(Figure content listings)
□ □ □

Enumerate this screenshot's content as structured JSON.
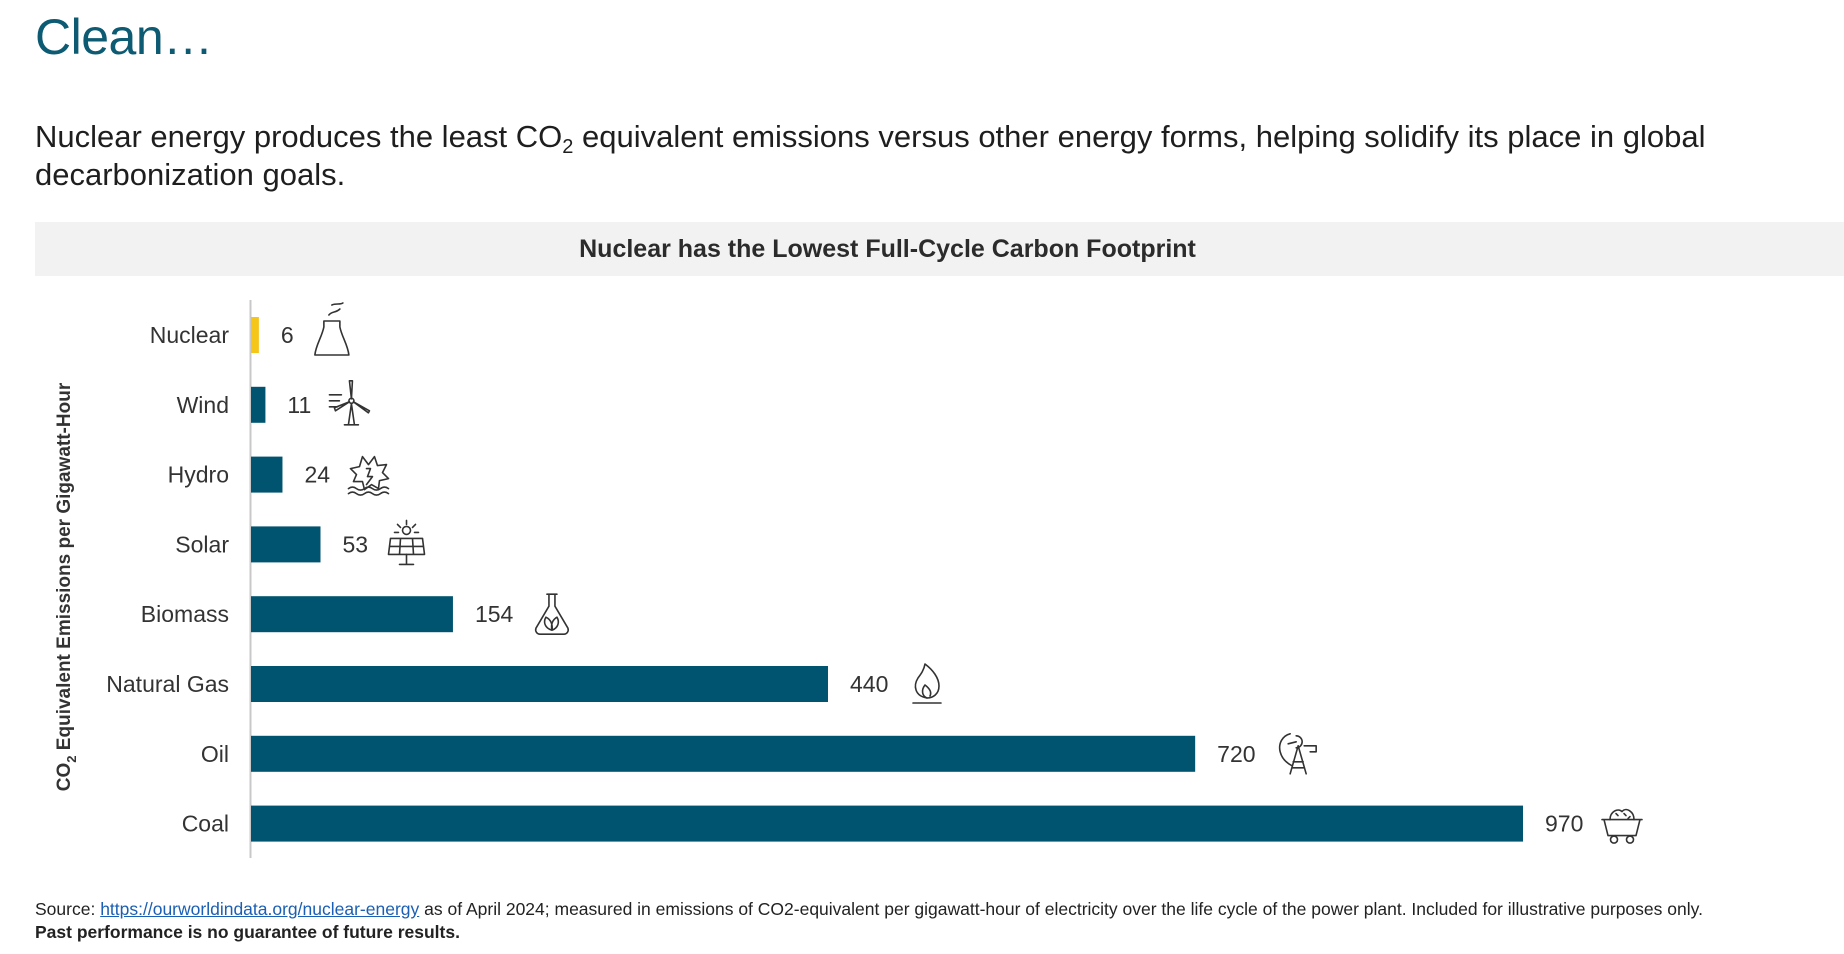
{
  "page": {
    "title": "Clean…",
    "headline_part1": "Nuclear energy produces the least CO",
    "headline_sub": "2",
    "headline_part2": " equivalent emissions versus other energy forms, helping solidify its place in global decarbonization goals.",
    "source_prefix": "Source: ",
    "source_link": "https://ourworldindata.org/nuclear-energy",
    "source_suffix": " as of April 2024; measured in emissions of CO2-equivalent per gigawatt-hour of electricity over the life cycle of the power plant. Included for illustrative purposes only.",
    "disclaimer": "Past performance is no guarantee of future results."
  },
  "chart_data": {
    "type": "bar",
    "orientation": "horizontal",
    "title": "Nuclear has the Lowest Full-Cycle Carbon Footprint",
    "ylabel_main": "CO",
    "ylabel_sub": "2",
    "ylabel_rest": " Equivalent Emissions per Gigawatt-Hour",
    "categories": [
      "Nuclear",
      "Wind",
      "Hydro",
      "Solar",
      "Biomass",
      "Natural Gas",
      "Oil",
      "Coal"
    ],
    "values": [
      6,
      11,
      24,
      53,
      154,
      440,
      720,
      970
    ],
    "icons": [
      "nuclear-plant-icon",
      "wind-turbine-icon",
      "hydro-icon",
      "solar-panel-icon",
      "biomass-icon",
      "gas-flame-icon",
      "oil-rig-icon",
      "coal-cart-icon"
    ],
    "xlim": [
      0,
      970
    ],
    "grid": false,
    "colors": {
      "highlight": "#f5c518",
      "bar": "#005470",
      "axis": "#c8c8c8",
      "text": "#333333"
    }
  }
}
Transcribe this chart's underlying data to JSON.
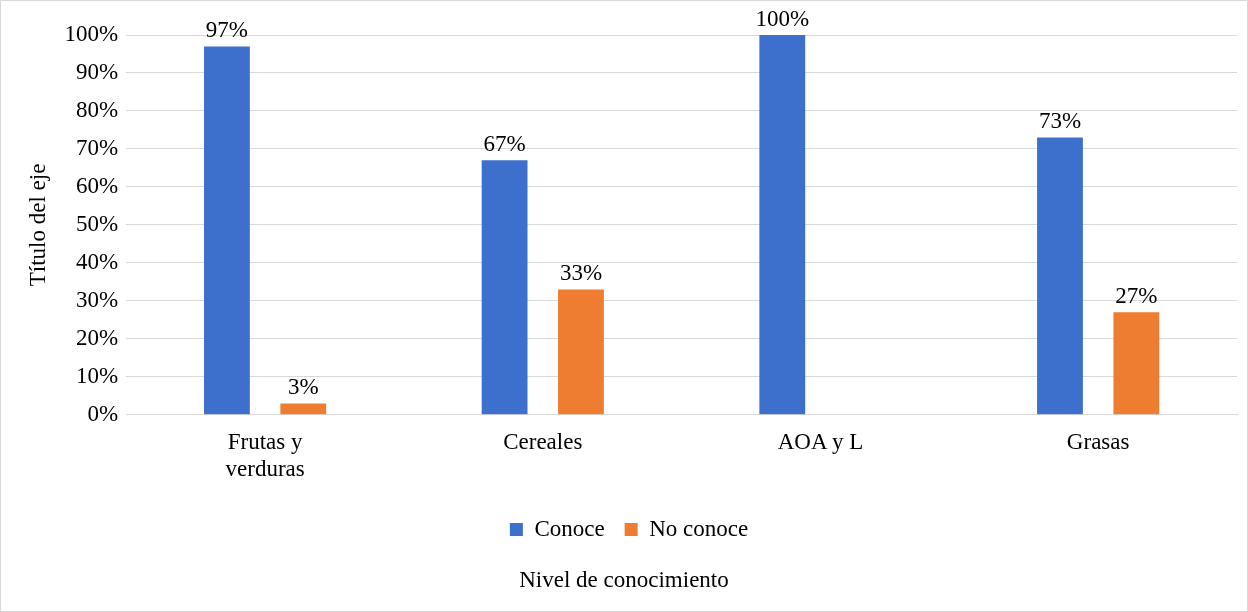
{
  "chart_data": {
    "type": "bar",
    "ylabel": "Título del eje",
    "xlabel": "Nivel de conocimiento",
    "categories": [
      "Frutas y verduras",
      "Cereales",
      "AOA y L",
      "Grasas"
    ],
    "series": [
      {
        "name": "Conoce",
        "color": "#3d6fcc",
        "values": [
          97,
          67,
          100,
          73
        ],
        "value_labels": [
          "97%",
          "67%",
          "100%",
          "73%"
        ]
      },
      {
        "name": "No conoce",
        "color": "#ee7d31",
        "values": [
          3,
          33,
          null,
          27
        ],
        "value_labels": [
          "3%",
          "33%",
          null,
          "27%"
        ]
      }
    ],
    "ylim": [
      0,
      100
    ],
    "yticks": [
      {
        "value": 0,
        "label": "0%"
      },
      {
        "value": 10,
        "label": "10%"
      },
      {
        "value": 20,
        "label": "20%"
      },
      {
        "value": 30,
        "label": "30%"
      },
      {
        "value": 40,
        "label": "40%"
      },
      {
        "value": 50,
        "label": "50%"
      },
      {
        "value": 60,
        "label": "60%"
      },
      {
        "value": 70,
        "label": "70%"
      },
      {
        "value": 80,
        "label": "80%"
      },
      {
        "value": 90,
        "label": "90%"
      },
      {
        "value": 100,
        "label": "100%"
      }
    ],
    "grid": "y",
    "legend": "bottom"
  }
}
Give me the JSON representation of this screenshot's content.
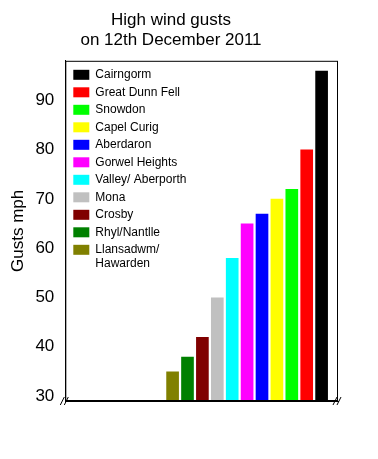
{
  "chart_data": {
    "type": "bar",
    "title": [
      "High wind gusts",
      "on 12th December 2011"
    ],
    "y_label": "Gusts mph",
    "categories": [
      "Llansadwm/ Hawarden",
      "Rhyl/Nantlle",
      "Crosby",
      "Mona",
      "Valley/ Aberporth",
      "Gorwel Heights",
      "Aberdaron",
      "Capel Curig",
      "Snowdon",
      "Great Dunn Fell",
      "Cairngorm"
    ],
    "values": [
      35,
      38,
      42,
      50,
      58,
      65,
      67,
      70,
      72,
      80,
      96
    ],
    "colors": [
      "#808000",
      "#008000",
      "#800000",
      "#c0c0c0",
      "#00ffff",
      "#ff00ff",
      "#0000ff",
      "#ffff00",
      "#00ff00",
      "#ff0000",
      "#000000"
    ],
    "ylim": [
      29,
      98
    ],
    "yticks": [
      30,
      40,
      50,
      60,
      70,
      80,
      90
    ],
    "grid": false,
    "legend": "top-left",
    "tick_labels": "y"
  }
}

□ □ □

The request: Skip all pictures. Write out only the lines from the one containing "Give me the" to the end of the listing above, inclusive, exactly as given.

The result:
Give me the JSON representation of this screenshot's content.
{
  "chart_data": {
    "type": "bar",
    "title": [
      "High wind gusts",
      "on 12th December 2011"
    ],
    "y_label": "Gusts mph",
    "categories": [
      "Llansadwm/ Hawarden",
      "Rhyl/Nantlle",
      "Crosby",
      "Mona",
      "Valley/ Aberporth",
      "Gorwel Heights",
      "Aberdaron",
      "Capel Curig",
      "Snowdon",
      "Great Dunn Fell",
      "Cairngorm"
    ],
    "values": [
      35,
      38,
      42,
      50,
      58,
      65,
      67,
      70,
      72,
      80,
      96
    ],
    "colors": [
      "#808000",
      "#008000",
      "#800000",
      "#c0c0c0",
      "#00ffff",
      "#ff00ff",
      "#0000ff",
      "#ffff00",
      "#00ff00",
      "#ff0000",
      "#000000"
    ],
    "ylim": [
      29,
      98
    ],
    "yticks": [
      30,
      40,
      50,
      60,
      70,
      80,
      90
    ],
    "grid": false,
    "legend": "top-left",
    "tick_labels": "y"
  }
}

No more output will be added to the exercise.